EXERCISE TASK: Filter the data below for the string "Energy" and copy each matching line.

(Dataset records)
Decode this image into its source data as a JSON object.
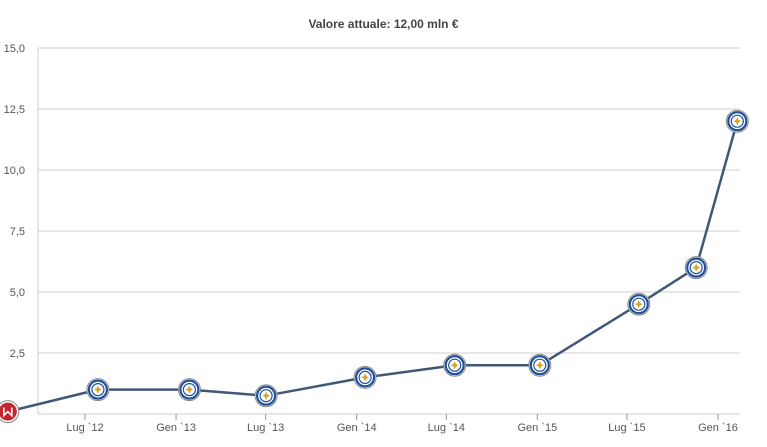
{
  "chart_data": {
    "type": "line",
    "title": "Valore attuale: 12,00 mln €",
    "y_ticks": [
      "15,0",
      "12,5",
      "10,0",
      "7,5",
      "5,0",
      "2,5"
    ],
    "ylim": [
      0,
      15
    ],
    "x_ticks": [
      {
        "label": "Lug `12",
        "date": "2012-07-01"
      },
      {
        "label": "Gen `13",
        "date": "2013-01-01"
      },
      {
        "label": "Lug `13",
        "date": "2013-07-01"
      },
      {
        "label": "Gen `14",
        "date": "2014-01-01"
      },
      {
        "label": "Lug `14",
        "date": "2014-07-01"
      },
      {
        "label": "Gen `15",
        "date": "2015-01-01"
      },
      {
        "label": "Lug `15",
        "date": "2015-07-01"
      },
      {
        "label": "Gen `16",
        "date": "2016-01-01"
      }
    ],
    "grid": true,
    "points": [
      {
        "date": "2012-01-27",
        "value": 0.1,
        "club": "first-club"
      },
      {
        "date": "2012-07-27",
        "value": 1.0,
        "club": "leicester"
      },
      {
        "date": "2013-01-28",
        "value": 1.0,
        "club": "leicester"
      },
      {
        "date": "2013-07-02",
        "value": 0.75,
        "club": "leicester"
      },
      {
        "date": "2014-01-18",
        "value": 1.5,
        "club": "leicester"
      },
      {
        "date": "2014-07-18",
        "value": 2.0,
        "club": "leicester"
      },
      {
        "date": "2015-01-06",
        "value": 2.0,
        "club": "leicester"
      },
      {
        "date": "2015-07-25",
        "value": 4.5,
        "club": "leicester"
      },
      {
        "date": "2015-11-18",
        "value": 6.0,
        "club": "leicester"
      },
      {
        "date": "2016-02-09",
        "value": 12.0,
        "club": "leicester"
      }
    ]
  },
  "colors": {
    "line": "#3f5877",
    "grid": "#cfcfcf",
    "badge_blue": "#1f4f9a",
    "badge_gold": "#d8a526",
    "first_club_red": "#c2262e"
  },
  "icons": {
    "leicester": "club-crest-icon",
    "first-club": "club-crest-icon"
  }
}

--

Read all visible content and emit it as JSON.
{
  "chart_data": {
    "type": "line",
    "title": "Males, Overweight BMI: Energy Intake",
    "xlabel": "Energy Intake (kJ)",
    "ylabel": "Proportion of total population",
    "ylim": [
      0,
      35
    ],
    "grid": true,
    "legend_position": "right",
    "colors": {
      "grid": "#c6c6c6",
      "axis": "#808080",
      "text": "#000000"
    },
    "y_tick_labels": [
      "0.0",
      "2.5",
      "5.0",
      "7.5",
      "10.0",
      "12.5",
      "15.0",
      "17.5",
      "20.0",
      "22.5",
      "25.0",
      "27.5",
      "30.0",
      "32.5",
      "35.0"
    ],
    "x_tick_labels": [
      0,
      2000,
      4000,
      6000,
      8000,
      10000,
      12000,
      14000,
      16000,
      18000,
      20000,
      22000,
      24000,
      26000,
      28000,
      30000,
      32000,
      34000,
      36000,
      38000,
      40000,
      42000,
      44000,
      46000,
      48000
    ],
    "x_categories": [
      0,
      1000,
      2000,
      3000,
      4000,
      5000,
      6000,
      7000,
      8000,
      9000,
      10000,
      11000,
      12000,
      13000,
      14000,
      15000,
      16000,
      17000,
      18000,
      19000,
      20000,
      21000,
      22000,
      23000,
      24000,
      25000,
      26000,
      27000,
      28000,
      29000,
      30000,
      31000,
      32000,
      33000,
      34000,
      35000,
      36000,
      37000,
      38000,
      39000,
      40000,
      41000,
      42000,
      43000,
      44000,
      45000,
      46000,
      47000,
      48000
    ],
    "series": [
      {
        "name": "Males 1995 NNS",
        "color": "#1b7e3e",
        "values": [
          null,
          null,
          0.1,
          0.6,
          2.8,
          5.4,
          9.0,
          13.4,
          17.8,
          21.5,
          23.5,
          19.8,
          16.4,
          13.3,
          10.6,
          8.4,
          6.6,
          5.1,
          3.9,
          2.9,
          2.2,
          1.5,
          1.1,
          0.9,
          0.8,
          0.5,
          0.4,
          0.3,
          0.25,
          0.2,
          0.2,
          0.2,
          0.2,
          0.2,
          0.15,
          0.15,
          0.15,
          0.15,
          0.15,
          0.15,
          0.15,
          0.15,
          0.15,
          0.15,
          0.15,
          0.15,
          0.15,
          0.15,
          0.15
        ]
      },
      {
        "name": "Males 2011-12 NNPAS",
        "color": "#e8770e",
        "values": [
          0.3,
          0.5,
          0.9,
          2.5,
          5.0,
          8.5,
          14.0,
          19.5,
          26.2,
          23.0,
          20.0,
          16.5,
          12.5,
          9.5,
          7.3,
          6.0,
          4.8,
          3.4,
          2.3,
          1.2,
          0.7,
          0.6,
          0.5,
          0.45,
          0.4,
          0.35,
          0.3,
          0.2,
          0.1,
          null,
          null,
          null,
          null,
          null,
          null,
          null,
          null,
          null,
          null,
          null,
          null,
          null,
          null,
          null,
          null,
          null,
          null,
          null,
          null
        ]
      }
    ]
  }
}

COMPLETE RESPONSE:
    "title": "Males, Overweight BMI: Energy Intake",
    "xlabel": "Energy Intake (kJ)",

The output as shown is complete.